#### [RECORDS]
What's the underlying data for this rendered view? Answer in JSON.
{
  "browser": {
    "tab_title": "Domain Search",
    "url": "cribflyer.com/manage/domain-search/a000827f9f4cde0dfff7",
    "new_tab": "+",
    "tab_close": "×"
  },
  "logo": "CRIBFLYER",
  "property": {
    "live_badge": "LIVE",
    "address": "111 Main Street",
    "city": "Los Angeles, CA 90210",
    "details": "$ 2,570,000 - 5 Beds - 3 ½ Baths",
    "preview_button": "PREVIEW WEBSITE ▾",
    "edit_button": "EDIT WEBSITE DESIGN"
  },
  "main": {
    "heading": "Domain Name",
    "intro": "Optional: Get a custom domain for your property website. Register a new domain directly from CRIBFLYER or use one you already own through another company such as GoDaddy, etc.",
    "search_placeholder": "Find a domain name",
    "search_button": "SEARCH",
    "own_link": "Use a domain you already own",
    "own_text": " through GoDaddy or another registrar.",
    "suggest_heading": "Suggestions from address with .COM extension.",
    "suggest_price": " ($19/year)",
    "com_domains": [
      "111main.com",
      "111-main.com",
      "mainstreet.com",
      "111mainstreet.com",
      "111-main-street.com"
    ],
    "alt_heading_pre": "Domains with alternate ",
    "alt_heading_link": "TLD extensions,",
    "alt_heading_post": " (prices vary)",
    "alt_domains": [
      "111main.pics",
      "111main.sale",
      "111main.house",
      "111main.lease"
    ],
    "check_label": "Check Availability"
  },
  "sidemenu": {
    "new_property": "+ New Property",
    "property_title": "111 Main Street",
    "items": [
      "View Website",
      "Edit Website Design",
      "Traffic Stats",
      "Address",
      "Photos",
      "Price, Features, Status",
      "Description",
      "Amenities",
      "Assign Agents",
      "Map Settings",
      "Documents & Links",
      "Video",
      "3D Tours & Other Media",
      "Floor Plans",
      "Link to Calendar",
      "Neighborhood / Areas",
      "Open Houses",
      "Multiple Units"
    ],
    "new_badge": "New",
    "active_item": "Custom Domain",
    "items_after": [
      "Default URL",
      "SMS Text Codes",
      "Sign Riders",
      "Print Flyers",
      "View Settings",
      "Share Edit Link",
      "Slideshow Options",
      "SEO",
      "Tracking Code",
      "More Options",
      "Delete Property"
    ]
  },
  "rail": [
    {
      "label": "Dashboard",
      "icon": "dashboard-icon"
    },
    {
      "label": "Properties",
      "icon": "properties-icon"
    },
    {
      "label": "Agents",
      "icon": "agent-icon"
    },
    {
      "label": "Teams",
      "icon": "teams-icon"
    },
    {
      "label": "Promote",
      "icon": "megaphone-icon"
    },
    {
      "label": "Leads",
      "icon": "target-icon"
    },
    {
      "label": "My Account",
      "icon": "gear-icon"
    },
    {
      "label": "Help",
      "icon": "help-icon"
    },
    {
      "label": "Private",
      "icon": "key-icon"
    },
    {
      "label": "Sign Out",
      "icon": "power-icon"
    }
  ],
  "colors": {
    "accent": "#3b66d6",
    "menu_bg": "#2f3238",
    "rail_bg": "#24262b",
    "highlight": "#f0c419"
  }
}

#### [WHAT IS EXPECTED]
Select and copy every line from the records that includes the word "through".

#### [CORRECT RESPONSE]
    "intro": "Optional: Get a custom domain for your property website. Register a new domain directly from CRIBFLYER or use one you already own through another company such as GoDaddy, etc.",
    "own_text": " through GoDaddy or another registrar.",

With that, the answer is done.